→ Text block:
The Malabar Investments Founder shares his investment mantra including his two top picks right now. 

A man carrying a briefcase walks in front of the Bombay Stock Exchange. (Photographer: Prashanth Vishwanathan/Bloomberg)
A man carrying a briefcase walks in front of the Bombay Stock Exchange. (Photographer: Prashanth Vishwanathan/Bloomberg)

Quality of the management is one of the key aspects to consider before investing in a business, advises Sumeet Nagar from Malabar Investments.

The investment adviser, who bets on small businesses and manages assets worth $600 million, says he looks for four things in the management: strong operating capability, good capital allocation discipline, integrity and a strong second rung.

Malabar Investments backs small- and mid-cap companies with good managements over a long period to get returns. Over 5-10 years, well-run companies end up outperforming the larger peers as they grow faster and their earnings growth reflects in market valuations, he said.

“We are not buying a stock that we think will sell at 20-50 percent profit later. We want to buy the best small and mid-cap companies in India that we can own for 5-20 years. That is a very different mindset,” he said on BloombergQuint’s special show Alpha Moguls.

Here’s an editted transcript of full interview:

How was 2017 and how do you feel about 2018?

→ Supplied material:
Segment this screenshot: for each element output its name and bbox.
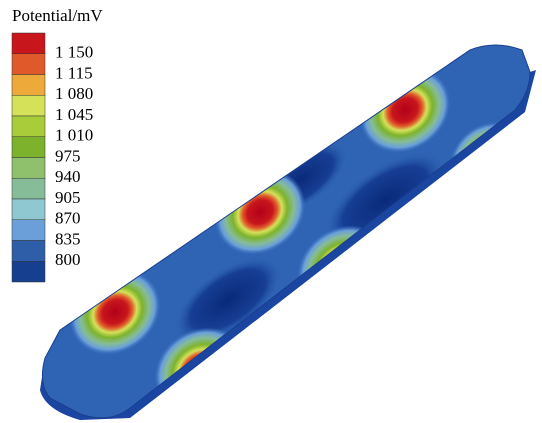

→ Work to complete: In the Malabar Investments interview, what four things does Sumeet Nagar look for in a company's management?

→ Written response: Strong operating capability, good capital allocation discipline, integrity, and a strong second rung.